Aufgaben:
#1 Beantworten Sie mithilfe des Auszugs über den großen Holzklau die folgenden Fragen:
(a) In welchem Mannheimer Stadtteil verschwand der kleine Wald?
(b) Welche drei Orte in Mannheim besetzten die französischen Truppen?
(c) Worin rechneten die Brühler bald statt in Scheinen?
#2 Setzen Sie den Auszug über den großen Holzklau im Jahr 1923 mit einigen Sätzen fort.

Auszug:
•••
Brühl. Und weg war er. Quasi bei Nacht und Nebel verschwand im Herbst vor 100 Jahren im Mannheimer Stadtteil Rheinau plötzlich ein kleiner Wald. Der Vorfall ging als „großer Holzklau“ badenweit durch die Presse. Und wer waren die Täter? „Ein Teil der Brühler Bevölkerung, darunter auch solche, die es wirklich nicht nötig hätten“, berichtete beispielsweise das „Durrlacher Tagblatt“ damals.
1923 war zweifellos kein einfaches Jahr für die Menschen in Deutschland und damit auchnicht in Brühl. Vor einem Jahrhundert kam es zu drei Ereignissen, die gefährlich für die Demokratie der Weimarer Verfassung waren. Nachdem die deutsche Regierung beschlossen hatte, die Reparationszahlungen einzustellen, marschierten die Franzosen in mehrere Städte Deutschlands ein – unter anderem besetzten deren Truppen den Mannheimer Hauptbahnhof, den Hafen und das Schloss. Produktion und Handel kamen zum Erliegen. Das reparationspflichtige Deutsche Reich hatte bei den Siegermächten riesige Schulden – und zusätzlich auch noch bei der eigenen Bevölkerung. Denn die hatte während der Kriegsjahre dem Staat Millionen von Mark für die Kriegskosten vorgestreckt – in sogenannten Kriegsanleihen. Deutschlands Wirtschaft lag aber 1923 in Scherben, der Staat war pleite. Um dennoch seine Schulden bezahlen zu können, wurde ständig mehr Geld gedruckt. Die Brühler rechneten bald in Bündeln statt Scheinen.
•••
Gespeicherte Daten:
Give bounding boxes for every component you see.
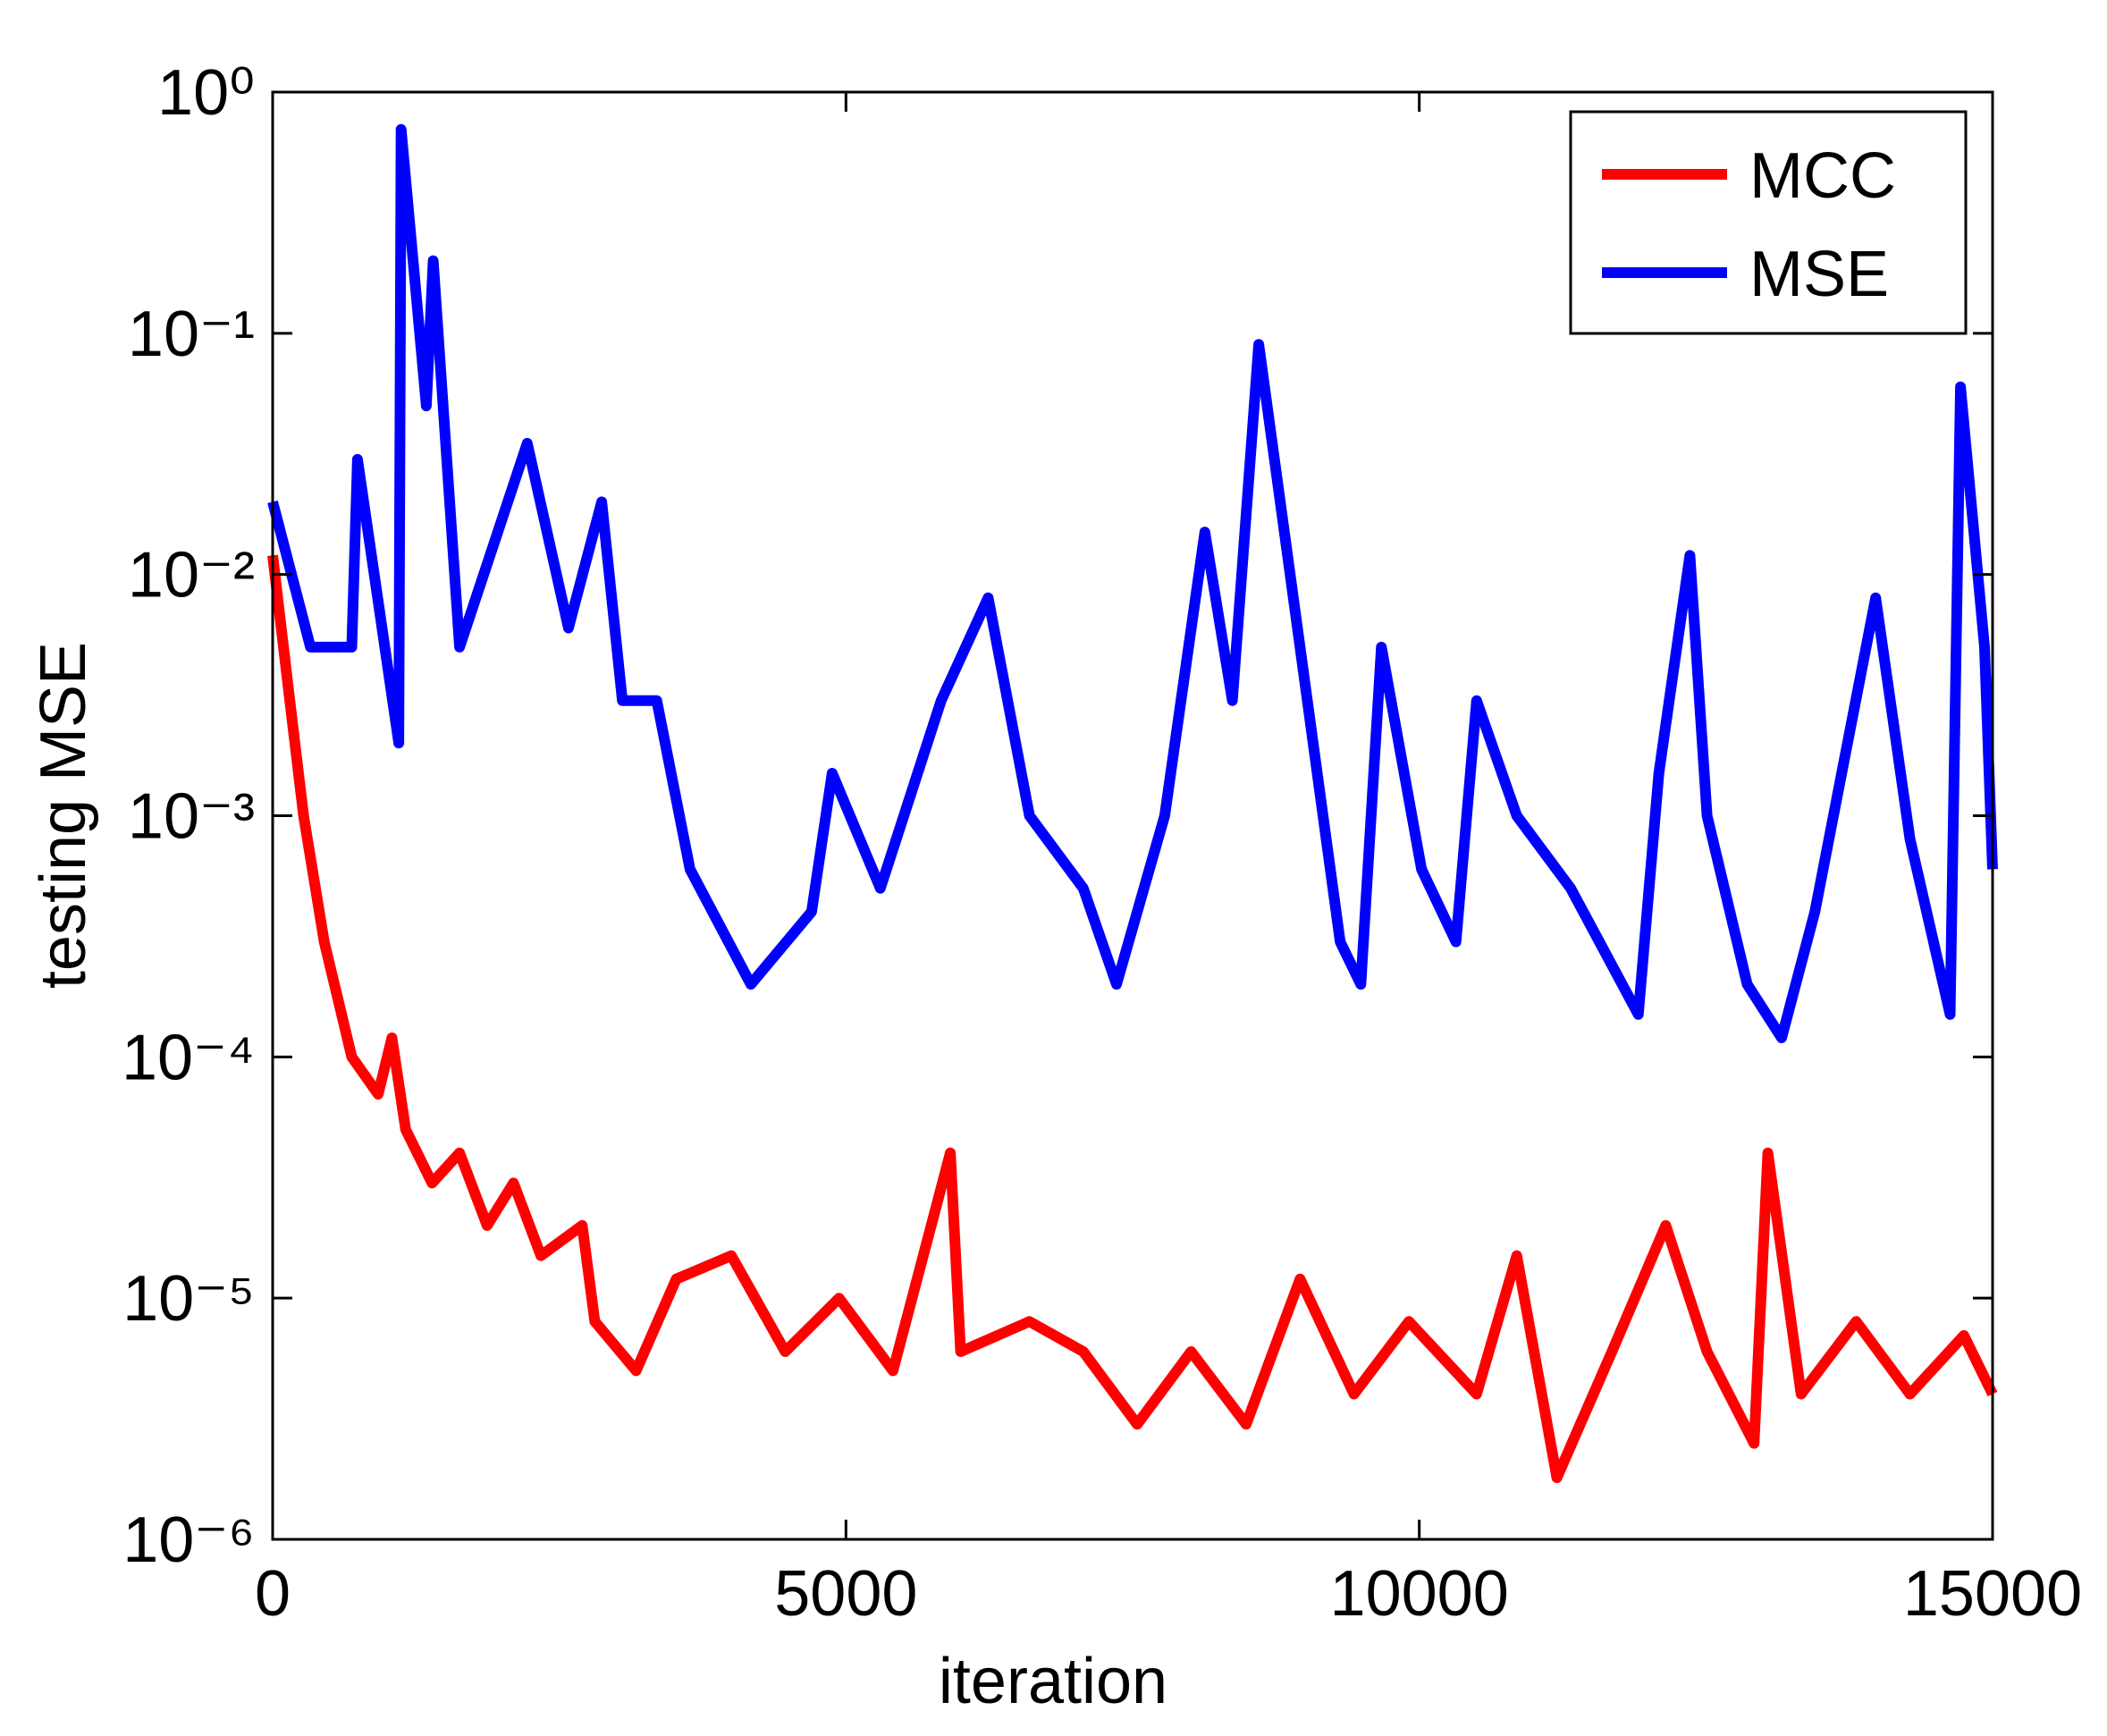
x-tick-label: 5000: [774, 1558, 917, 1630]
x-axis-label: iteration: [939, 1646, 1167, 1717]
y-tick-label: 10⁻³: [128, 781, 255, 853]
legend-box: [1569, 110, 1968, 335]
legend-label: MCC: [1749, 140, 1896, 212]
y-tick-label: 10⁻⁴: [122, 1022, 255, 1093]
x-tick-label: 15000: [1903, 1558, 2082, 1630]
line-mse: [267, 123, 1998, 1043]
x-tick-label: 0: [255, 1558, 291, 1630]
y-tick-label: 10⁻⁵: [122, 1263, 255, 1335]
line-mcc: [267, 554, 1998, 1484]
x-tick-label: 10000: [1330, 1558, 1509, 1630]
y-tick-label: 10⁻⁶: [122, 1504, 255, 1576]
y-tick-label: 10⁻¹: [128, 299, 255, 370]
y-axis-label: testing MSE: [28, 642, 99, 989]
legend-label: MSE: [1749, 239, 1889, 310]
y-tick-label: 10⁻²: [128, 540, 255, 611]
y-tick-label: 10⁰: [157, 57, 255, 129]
•••
Lösungen:
#1
(a) In Rheinau.
(b) Den Hauptbahnhof, den Hafen und das Schloss.
(c) In Bündeln.

#2
Geld wurde in Schubkarren transportiert, die Scheine als Heizmaterial zweckentfremdet, die Rückseite als Schmierpapier benutzt. Auf dem Höhepunkt der Inflation wurde im November 1923 eine neue Währung geschaffen: die Rentenmark, ab Oktober 1924 schließlich die Reichsmark.
Regierung büßt Vertrauen ein
Der Versailler Friedensvertrag aus dem Ersten Weltkrieg wurde derweil von den Deutschen insgesamt als Diktatfrieden angesehen, der die junge Republik in ihrer Unabhängigkeit einschränke. Die Bevölkerung hatte aufgrund der Hyperinflation das Vertrauen in die Regierung verloren. Dadurch wurden demokratie-feindliche Ansichten begünstigt.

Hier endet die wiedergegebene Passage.